**** Material for this task

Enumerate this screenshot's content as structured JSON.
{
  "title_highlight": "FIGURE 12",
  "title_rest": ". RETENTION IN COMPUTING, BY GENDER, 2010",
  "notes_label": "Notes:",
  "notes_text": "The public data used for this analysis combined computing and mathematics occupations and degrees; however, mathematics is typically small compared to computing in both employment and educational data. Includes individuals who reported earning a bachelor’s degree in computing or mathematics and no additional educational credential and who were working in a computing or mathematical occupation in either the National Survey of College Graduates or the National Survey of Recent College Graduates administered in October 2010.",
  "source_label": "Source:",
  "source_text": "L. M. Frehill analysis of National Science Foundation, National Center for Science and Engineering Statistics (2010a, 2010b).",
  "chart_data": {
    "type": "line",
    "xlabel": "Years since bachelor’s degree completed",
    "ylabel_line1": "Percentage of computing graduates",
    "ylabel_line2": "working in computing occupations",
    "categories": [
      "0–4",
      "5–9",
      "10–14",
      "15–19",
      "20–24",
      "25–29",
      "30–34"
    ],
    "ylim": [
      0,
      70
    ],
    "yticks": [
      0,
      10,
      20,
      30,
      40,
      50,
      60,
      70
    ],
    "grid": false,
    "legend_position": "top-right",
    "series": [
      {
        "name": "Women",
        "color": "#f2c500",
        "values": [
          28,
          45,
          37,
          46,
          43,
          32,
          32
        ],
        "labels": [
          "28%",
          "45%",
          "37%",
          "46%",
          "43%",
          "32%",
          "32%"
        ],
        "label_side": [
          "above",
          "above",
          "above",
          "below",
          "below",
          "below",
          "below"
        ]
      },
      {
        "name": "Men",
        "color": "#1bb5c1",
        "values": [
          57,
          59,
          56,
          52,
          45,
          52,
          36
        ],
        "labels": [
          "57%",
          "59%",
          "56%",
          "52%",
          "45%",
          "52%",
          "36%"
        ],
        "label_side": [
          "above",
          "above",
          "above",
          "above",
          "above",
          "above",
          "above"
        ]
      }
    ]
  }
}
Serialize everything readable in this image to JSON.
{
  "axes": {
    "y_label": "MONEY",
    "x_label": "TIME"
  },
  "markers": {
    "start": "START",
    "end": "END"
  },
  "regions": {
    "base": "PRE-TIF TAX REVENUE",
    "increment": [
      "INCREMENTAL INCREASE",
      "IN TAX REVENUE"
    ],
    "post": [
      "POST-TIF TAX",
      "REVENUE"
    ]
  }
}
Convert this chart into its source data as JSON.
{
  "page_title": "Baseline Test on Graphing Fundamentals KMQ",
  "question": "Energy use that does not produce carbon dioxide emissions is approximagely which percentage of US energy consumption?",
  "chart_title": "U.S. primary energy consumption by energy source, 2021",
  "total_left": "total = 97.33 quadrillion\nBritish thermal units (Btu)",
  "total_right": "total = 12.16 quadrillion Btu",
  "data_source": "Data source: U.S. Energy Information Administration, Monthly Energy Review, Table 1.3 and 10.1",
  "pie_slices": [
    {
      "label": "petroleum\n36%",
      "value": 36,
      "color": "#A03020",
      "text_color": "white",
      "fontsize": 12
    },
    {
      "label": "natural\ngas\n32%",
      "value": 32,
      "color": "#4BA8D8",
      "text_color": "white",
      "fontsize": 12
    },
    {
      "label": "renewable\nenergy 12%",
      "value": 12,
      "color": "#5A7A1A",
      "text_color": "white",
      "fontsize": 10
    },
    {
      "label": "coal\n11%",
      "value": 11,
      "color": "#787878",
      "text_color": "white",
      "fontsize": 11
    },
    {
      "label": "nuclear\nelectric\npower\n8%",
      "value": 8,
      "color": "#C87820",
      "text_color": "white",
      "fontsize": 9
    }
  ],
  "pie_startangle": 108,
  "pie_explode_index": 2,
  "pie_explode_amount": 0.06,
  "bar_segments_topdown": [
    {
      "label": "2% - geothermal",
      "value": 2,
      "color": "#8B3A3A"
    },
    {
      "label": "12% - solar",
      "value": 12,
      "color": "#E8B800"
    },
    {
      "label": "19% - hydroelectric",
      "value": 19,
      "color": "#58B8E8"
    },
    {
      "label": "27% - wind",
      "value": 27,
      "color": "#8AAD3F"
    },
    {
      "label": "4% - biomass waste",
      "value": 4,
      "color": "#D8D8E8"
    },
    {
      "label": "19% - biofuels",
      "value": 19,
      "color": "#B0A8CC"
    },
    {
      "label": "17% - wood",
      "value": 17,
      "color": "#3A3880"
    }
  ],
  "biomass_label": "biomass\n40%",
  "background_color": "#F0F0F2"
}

********

Select every line of the material above holding the word "occupations" and copy it.

Exercise answer –
  "notes_text": "The public data used for this analysis combined computing and mathematics occupations and degrees; however, mathematics is typically small compared to computing in both employment and educational data. Includes individuals who reported earning a bachelor’s degree in computing or mathematics and no additional educational credential and who were working in a computing or mathematical occupation in either the National Survey of College Graduates or the National Survey of Recent College Graduates administered in October 2010.",
    "ylabel_line2": "working in computing occupations",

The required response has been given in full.